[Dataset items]
----------------------------------------

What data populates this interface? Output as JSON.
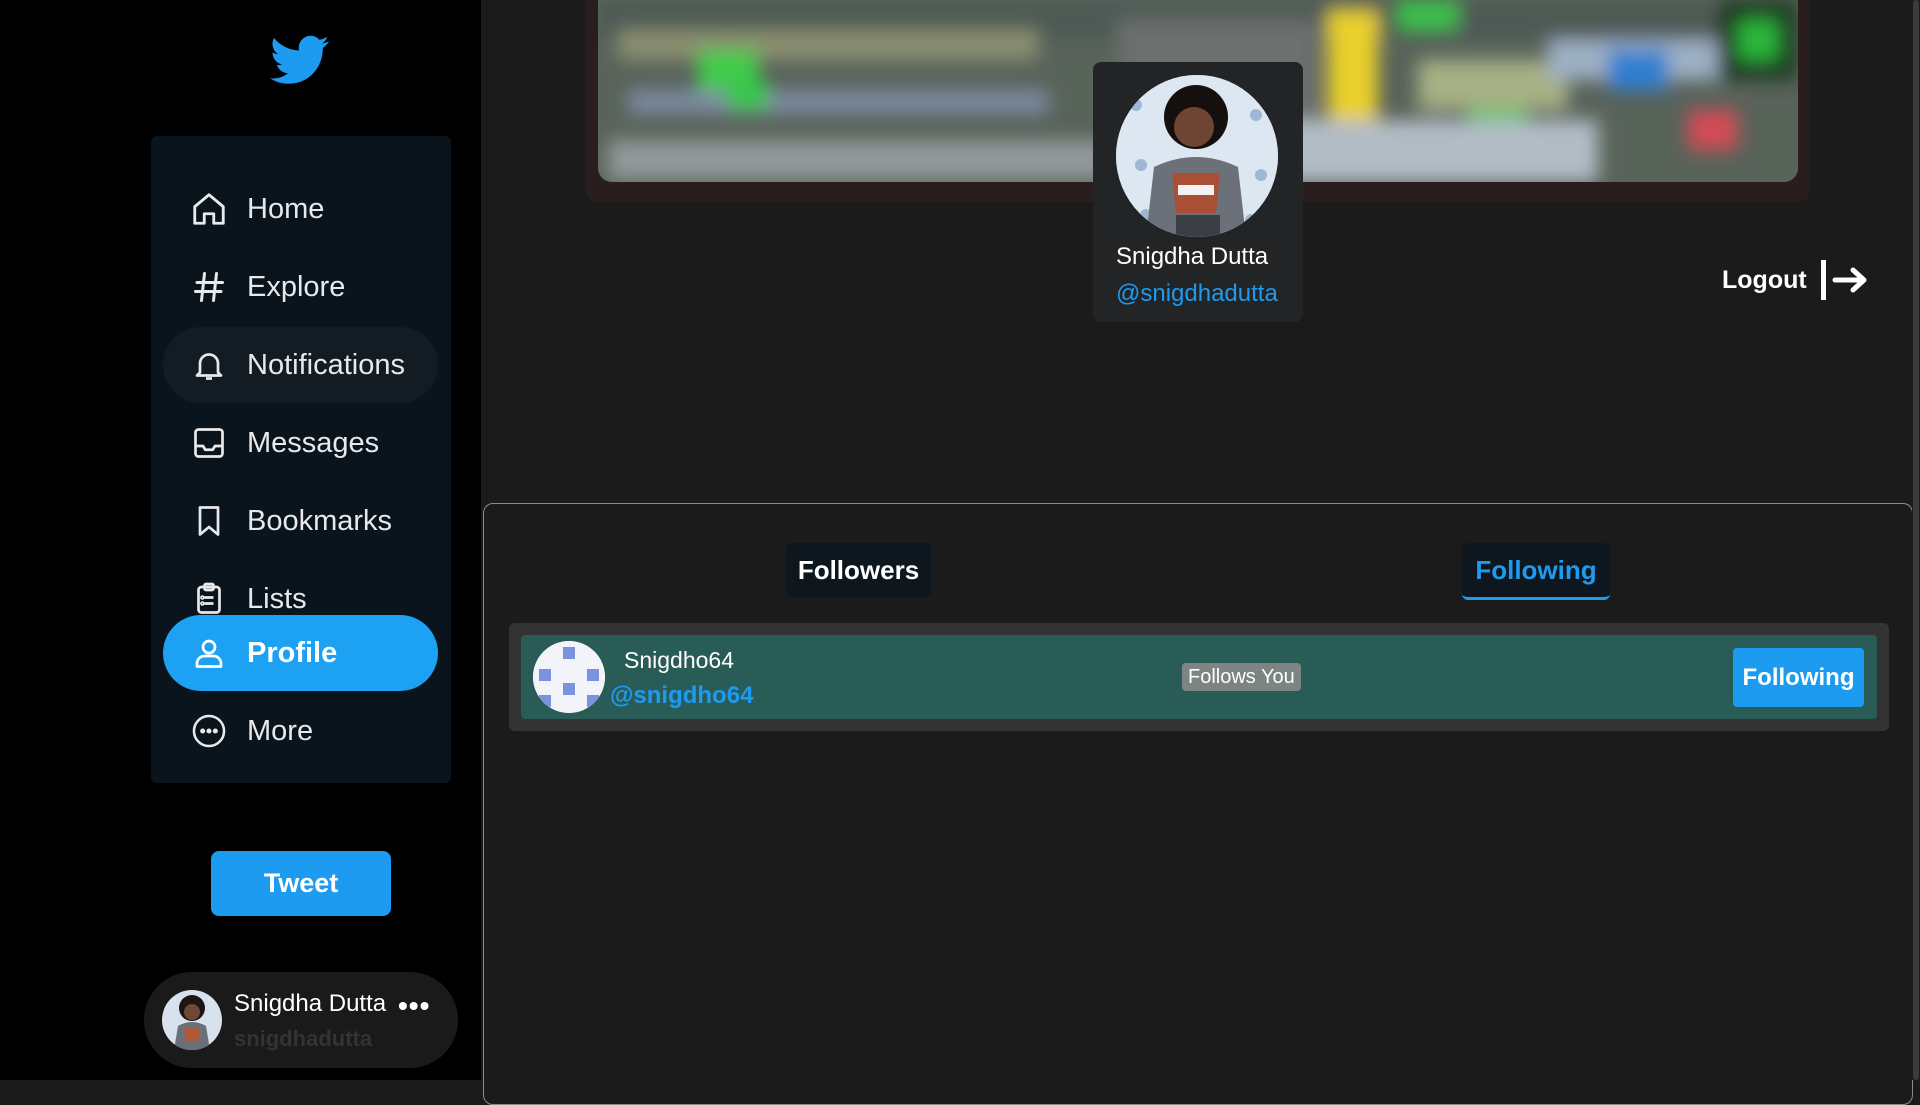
{
  "nav": {
    "items": [
      {
        "label": "Home",
        "icon": "home-icon"
      },
      {
        "label": "Explore",
        "icon": "hashtag-icon"
      },
      {
        "label": "Notifications",
        "icon": "bell-icon"
      },
      {
        "label": "Messages",
        "icon": "inbox-icon"
      },
      {
        "label": "Bookmarks",
        "icon": "bookmark-icon"
      },
      {
        "label": "Lists",
        "icon": "list-icon"
      },
      {
        "label": "Profile",
        "icon": "user-icon"
      },
      {
        "label": "More",
        "icon": "more-circle-icon"
      }
    ],
    "tweet_label": "Tweet"
  },
  "current_user": {
    "name": "Snigdha Dutta",
    "handle": "snigdhadutta",
    "more": "•••"
  },
  "profile": {
    "name": "Snigdha Dutta",
    "handle": "@snigdhadutta",
    "logout_label": "Logout"
  },
  "tabs": {
    "followers": "Followers",
    "following": "Following"
  },
  "following_list": [
    {
      "name": "Snigdho64",
      "handle": "@snigdho64",
      "badge": "Follows You",
      "button": "Following"
    }
  ],
  "colors": {
    "accent": "#1d9bf0",
    "row_bg": "#2a5c57"
  }
}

----------------------------------------

Exercise prompt -> Reproduce the listing exactly. Leave its pictures out.

Correct output ->
What data populates this interface? Output as JSON.
{
  "nav": {
    "items": [
      {
        "label": "Home",
        "icon": "home-icon"
      },
      {
        "label": "Explore",
        "icon": "hashtag-icon"
      },
      {
        "label": "Notifications",
        "icon": "bell-icon"
      },
      {
        "label": "Messages",
        "icon": "inbox-icon"
      },
      {
        "label": "Bookmarks",
        "icon": "bookmark-icon"
      },
      {
        "label": "Lists",
        "icon": "list-icon"
      },
      {
        "label": "Profile",
        "icon": "user-icon"
      },
      {
        "label": "More",
        "icon": "more-circle-icon"
      }
    ],
    "tweet_label": "Tweet"
  },
  "current_user": {
    "name": "Snigdha Dutta",
    "handle": "snigdhadutta",
    "more": "•••"
  },
  "profile": {
    "name": "Snigdha Dutta",
    "handle": "@snigdhadutta",
    "logout_label": "Logout"
  },
  "tabs": {
    "followers": "Followers",
    "following": "Following"
  },
  "following_list": [
    {
      "name": "Snigdho64",
      "handle": "@snigdho64",
      "badge": "Follows You",
      "button": "Following"
    }
  ],
  "colors": {
    "accent": "#1d9bf0",
    "row_bg": "#2a5c57"
  }
}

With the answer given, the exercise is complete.